## Begin DATASET EXTRACT

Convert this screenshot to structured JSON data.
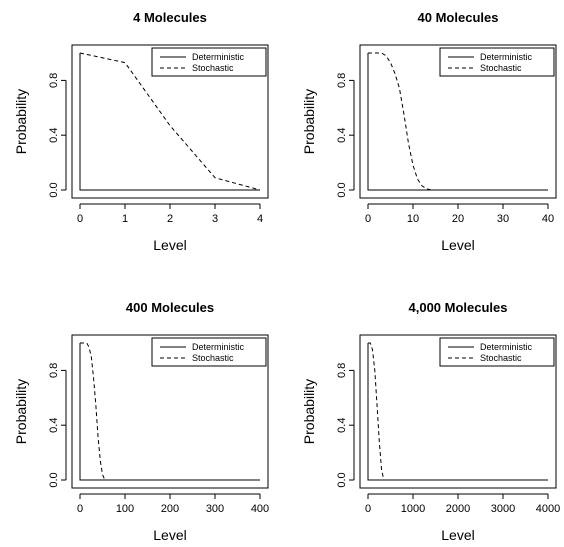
{
  "chart_data": [
    {
      "type": "line",
      "title": "4 Molecules",
      "xlabel": "Level",
      "ylabel": "Probability",
      "xlim": [
        0,
        4
      ],
      "ylim": [
        0,
        1
      ],
      "xticks": [
        "0",
        "1",
        "2",
        "3",
        "4"
      ],
      "yticks": [
        "0.0",
        "0.4",
        "0.8"
      ],
      "legend": {
        "position": "top-right",
        "entries": [
          "Deterministic",
          "Stochastic"
        ]
      },
      "series": [
        {
          "name": "Deterministic",
          "style": "solid",
          "x": [
            0,
            0,
            4
          ],
          "y": [
            1,
            0,
            0
          ]
        },
        {
          "name": "Stochastic",
          "style": "dashed",
          "x": [
            0,
            1,
            2,
            3,
            4
          ],
          "y": [
            1.0,
            0.93,
            0.47,
            0.09,
            0.0
          ]
        }
      ]
    },
    {
      "type": "line",
      "title": "40 Molecules",
      "xlabel": "Level",
      "ylabel": "Probability",
      "xlim": [
        0,
        40
      ],
      "ylim": [
        0,
        1
      ],
      "xticks": [
        "0",
        "10",
        "20",
        "30",
        "40"
      ],
      "yticks": [
        "0.0",
        "0.4",
        "0.8"
      ],
      "legend": {
        "position": "top-right",
        "entries": [
          "Deterministic",
          "Stochastic"
        ]
      },
      "series": [
        {
          "name": "Deterministic",
          "style": "solid",
          "x": [
            0,
            0,
            40
          ],
          "y": [
            1,
            0,
            0
          ]
        },
        {
          "name": "Stochastic",
          "style": "dashed",
          "x": [
            0,
            2,
            3,
            4,
            5,
            6,
            7,
            8,
            9,
            10,
            11,
            12,
            13,
            14,
            16,
            40
          ],
          "y": [
            1.0,
            1.0,
            1.0,
            0.98,
            0.93,
            0.85,
            0.74,
            0.55,
            0.34,
            0.18,
            0.08,
            0.03,
            0.01,
            0.0,
            0.0,
            0.0
          ]
        }
      ]
    },
    {
      "type": "line",
      "title": "400 Molecules",
      "xlabel": "Level",
      "ylabel": "Probability",
      "xlim": [
        0,
        400
      ],
      "ylim": [
        0,
        1
      ],
      "xticks": [
        "0",
        "100",
        "200",
        "300",
        "400"
      ],
      "yticks": [
        "0.0",
        "0.4",
        "0.8"
      ],
      "legend": {
        "position": "top-right",
        "entries": [
          "Deterministic",
          "Stochastic"
        ]
      },
      "series": [
        {
          "name": "Deterministic",
          "style": "solid",
          "x": [
            0,
            0,
            400
          ],
          "y": [
            1,
            0,
            0
          ]
        },
        {
          "name": "Stochastic",
          "style": "dashed",
          "x": [
            0,
            15,
            20,
            25,
            30,
            35,
            40,
            45,
            50,
            55,
            60,
            400
          ],
          "y": [
            1.0,
            1.0,
            0.97,
            0.9,
            0.75,
            0.55,
            0.32,
            0.14,
            0.04,
            0.0,
            0.0,
            0.0
          ]
        }
      ]
    },
    {
      "type": "line",
      "title": "4,000 Molecules",
      "xlabel": "Level",
      "ylabel": "Probability",
      "xlim": [
        0,
        4000
      ],
      "ylim": [
        0,
        1
      ],
      "xticks": [
        "0",
        "1000",
        "2000",
        "3000",
        "4000"
      ],
      "yticks": [
        "0.0",
        "0.4",
        "0.8"
      ],
      "legend": {
        "position": "top-right",
        "entries": [
          "Deterministic",
          "Stochastic"
        ]
      },
      "series": [
        {
          "name": "Deterministic",
          "style": "solid",
          "x": [
            0,
            0,
            4000
          ],
          "y": [
            1,
            0,
            0
          ]
        },
        {
          "name": "Stochastic",
          "style": "dashed",
          "x": [
            0,
            50,
            100,
            150,
            200,
            250,
            300,
            350,
            4000
          ],
          "y": [
            1.0,
            1.0,
            0.95,
            0.8,
            0.55,
            0.28,
            0.08,
            0.0,
            0.0
          ]
        }
      ]
    }
  ]
}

## End DATASET EXTRACT

- [BRIEF] Reply with one number only: the count of lines in the entries that contain "title".

- [TASK RESULT] 4